*TEXTO BASE*
____

Quando um animal desaparece de vez da natureza, não tem como desfazer isso. A explicação está na genética: ao morrer o último indivíduo de uma espécie, o sequenciamento genético daquele grupo é perdido para sempre. O biólogo André Neto, diretor de operações técnicas do Oceanic Aquarium, em Balneário Camboriú, Santa Catarina, explica que a natureza não possui nenhum mecanismo capaz de recriar uma espécie do zero. Por isso, a extinção é definitiva.
Para um animal ser declarado extinto, os especialistas precisam comprovar, com provas robustas, que não existe mais nenhum indivíduo vivo capaz de se reproduzir. Entre os casos mais conhecidos estão o dodô, que sumiu por causa da introdução de predadores no seu habitat; o tigre-da-tasmânia, considerado um dos marsupiais mais carnívoros dos tempos modernos; e o mamute-lanoso, extinto por mudanças climáticas e pela caça.
Mas quando aparece notícia de animal que "voltou" da extinção, a história é diferente. Segundo o biólogo Rafael Moreira, do Parque Três Pescadores, em São Paulo, nesses casos o animal nunca sumiu de verdade. Ele estava escondido, com hábitos noturnos, comportamento discreto ou vivendo em lugares de difícil acesso, como cavernas ou florestas fechadas. Dois exemplos reais: a rolinha-do-planalto, desaparecida dos registros desde 1941 e avistada novamente em 2015, e o celacanto, tido como extinto por décadas e redescoberto em 1938.
Reencontrar uma espécie é apenas o primeiro passo. É preciso descobrir quantos indivíduos existem, onde vivem e se estão se reproduzindo. Zoológicos e aquários têm papel importante nisso, com programas de reprodução e reintrodução de animais na natureza. Existe ainda a criopreservação, técnica de congelamento de células reprodutivas e material biológico, que preserva a diversidade genética de espécies ameaçadas para possíveis usos futuros em programas de conservação.

____

*ENTRADAS DO CONJUNTO*

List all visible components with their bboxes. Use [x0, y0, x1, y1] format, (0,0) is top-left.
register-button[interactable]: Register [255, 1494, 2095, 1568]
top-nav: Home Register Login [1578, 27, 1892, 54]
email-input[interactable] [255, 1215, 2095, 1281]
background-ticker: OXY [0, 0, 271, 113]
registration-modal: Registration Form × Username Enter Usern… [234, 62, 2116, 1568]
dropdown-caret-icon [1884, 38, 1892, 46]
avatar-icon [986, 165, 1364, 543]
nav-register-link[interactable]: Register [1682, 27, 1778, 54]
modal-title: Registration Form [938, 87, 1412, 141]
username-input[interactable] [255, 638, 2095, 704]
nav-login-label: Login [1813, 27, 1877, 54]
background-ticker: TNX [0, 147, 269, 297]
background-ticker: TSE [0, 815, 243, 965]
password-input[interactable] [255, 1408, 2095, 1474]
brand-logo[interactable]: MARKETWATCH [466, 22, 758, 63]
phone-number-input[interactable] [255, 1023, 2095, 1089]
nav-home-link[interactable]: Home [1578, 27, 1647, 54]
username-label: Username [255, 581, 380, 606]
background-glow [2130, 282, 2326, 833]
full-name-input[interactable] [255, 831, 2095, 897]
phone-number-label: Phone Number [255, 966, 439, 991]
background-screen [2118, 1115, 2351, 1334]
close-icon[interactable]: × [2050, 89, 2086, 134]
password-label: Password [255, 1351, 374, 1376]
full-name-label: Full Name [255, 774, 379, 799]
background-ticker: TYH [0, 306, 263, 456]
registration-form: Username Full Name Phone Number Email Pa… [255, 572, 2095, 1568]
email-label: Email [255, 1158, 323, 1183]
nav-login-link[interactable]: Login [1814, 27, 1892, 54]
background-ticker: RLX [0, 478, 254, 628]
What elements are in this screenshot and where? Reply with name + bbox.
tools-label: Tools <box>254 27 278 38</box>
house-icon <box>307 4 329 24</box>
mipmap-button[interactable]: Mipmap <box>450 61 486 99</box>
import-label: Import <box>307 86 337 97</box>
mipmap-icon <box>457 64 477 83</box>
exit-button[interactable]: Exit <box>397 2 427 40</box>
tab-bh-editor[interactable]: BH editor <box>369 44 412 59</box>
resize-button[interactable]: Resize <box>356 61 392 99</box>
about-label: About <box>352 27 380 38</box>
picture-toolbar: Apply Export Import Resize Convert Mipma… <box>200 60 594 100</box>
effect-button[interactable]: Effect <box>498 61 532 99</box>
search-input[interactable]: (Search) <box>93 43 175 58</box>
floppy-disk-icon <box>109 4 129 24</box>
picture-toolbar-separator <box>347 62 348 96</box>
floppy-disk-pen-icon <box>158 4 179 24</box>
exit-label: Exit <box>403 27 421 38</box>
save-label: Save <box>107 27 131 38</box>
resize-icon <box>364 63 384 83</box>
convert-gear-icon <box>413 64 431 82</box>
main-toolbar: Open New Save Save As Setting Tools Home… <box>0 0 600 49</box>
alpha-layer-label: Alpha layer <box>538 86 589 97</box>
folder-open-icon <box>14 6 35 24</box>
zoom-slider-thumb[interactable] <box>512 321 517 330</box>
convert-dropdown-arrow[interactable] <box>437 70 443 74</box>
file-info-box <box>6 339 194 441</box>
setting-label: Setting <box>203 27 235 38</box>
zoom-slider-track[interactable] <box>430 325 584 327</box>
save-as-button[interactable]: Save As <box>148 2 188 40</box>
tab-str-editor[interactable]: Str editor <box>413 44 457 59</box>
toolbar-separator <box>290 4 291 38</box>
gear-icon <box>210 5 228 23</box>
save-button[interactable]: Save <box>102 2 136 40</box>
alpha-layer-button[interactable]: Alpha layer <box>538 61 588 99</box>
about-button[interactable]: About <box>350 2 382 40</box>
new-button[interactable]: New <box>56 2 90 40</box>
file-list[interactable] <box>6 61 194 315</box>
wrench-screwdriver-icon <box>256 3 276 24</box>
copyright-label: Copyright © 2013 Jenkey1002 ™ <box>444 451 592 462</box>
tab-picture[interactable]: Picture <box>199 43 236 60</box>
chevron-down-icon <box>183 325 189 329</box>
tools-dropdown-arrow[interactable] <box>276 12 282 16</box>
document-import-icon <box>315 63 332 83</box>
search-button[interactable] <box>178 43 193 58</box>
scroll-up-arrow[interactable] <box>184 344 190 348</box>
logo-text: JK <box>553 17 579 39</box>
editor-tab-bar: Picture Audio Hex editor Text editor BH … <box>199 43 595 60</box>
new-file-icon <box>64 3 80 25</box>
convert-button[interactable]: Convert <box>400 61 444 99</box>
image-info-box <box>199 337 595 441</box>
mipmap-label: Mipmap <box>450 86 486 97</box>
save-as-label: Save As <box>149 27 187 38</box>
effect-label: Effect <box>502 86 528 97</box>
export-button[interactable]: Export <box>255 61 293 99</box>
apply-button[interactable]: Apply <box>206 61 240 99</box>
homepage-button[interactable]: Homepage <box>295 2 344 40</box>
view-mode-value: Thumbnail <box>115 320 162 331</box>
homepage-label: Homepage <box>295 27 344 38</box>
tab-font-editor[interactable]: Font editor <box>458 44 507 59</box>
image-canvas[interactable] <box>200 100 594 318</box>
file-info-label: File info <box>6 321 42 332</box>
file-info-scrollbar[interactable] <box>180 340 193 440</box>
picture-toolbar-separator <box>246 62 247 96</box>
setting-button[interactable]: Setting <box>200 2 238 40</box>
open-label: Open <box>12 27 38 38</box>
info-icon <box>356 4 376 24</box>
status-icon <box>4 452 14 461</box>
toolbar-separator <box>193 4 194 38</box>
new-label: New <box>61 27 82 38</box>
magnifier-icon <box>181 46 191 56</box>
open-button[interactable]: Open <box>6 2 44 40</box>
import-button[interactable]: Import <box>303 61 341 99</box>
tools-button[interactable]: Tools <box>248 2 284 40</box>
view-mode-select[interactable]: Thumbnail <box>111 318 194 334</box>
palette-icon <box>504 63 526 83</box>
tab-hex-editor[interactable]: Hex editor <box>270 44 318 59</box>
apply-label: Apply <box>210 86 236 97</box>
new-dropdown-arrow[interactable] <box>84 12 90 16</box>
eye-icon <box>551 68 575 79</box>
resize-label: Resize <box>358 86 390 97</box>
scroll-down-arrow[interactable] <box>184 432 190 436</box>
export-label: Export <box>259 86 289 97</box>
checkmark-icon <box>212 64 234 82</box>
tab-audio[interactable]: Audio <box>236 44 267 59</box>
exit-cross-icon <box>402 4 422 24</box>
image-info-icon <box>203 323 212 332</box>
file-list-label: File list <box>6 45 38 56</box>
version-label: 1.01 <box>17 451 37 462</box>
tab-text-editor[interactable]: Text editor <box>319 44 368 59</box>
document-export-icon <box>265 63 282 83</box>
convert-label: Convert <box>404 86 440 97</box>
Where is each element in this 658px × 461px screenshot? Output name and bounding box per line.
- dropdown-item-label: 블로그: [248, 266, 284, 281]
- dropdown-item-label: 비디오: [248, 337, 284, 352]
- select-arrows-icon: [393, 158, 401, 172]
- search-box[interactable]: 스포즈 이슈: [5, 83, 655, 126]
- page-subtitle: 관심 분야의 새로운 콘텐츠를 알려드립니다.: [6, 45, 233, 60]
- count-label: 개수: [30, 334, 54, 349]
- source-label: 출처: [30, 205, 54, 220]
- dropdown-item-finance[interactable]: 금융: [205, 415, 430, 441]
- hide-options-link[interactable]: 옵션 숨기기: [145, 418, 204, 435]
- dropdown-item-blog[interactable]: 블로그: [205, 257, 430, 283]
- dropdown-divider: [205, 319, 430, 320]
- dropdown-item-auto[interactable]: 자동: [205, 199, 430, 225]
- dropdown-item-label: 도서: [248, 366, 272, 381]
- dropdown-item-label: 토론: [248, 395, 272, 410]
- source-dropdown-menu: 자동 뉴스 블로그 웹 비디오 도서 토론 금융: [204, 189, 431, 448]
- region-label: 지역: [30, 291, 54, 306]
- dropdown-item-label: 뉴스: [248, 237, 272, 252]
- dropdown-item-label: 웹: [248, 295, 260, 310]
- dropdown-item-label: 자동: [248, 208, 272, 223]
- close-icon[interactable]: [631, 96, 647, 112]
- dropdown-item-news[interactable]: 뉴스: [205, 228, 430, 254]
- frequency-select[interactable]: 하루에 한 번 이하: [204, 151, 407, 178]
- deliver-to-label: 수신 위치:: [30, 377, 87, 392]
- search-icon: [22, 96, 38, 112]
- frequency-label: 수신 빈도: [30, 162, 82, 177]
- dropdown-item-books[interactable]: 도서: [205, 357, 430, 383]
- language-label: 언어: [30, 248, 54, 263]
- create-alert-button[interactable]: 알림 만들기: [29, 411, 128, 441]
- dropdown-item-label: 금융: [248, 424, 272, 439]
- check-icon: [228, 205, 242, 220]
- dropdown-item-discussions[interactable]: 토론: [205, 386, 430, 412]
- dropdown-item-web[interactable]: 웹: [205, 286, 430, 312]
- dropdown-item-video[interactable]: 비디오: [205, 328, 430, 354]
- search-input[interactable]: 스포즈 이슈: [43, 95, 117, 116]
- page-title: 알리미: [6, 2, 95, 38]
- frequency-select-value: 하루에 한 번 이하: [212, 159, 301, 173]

____

*TAREFA A REALIZAR*
Reproduza o trecho do texto que começa em "Quando um animal" e termina em "extinção é definitiva.", trocando "definitiva" por "irreversível".

*RESPOSTA*
Quando um animal desaparece de vez da natureza, não tem como desfazer isso. A explicação está na genética: ao morrer o último indivíduo de uma espécie, o sequenciamento genético daquele grupo é perdido para sempre. O biólogo André Neto, diretor de operações técnicas do Oceanic Aquarium, em Balneário Camboriú, Santa Catarina, explica que a natureza não possui nenhum mecanismo capaz de recriar uma espécie do zero. Por isso, a extinção é irreversível.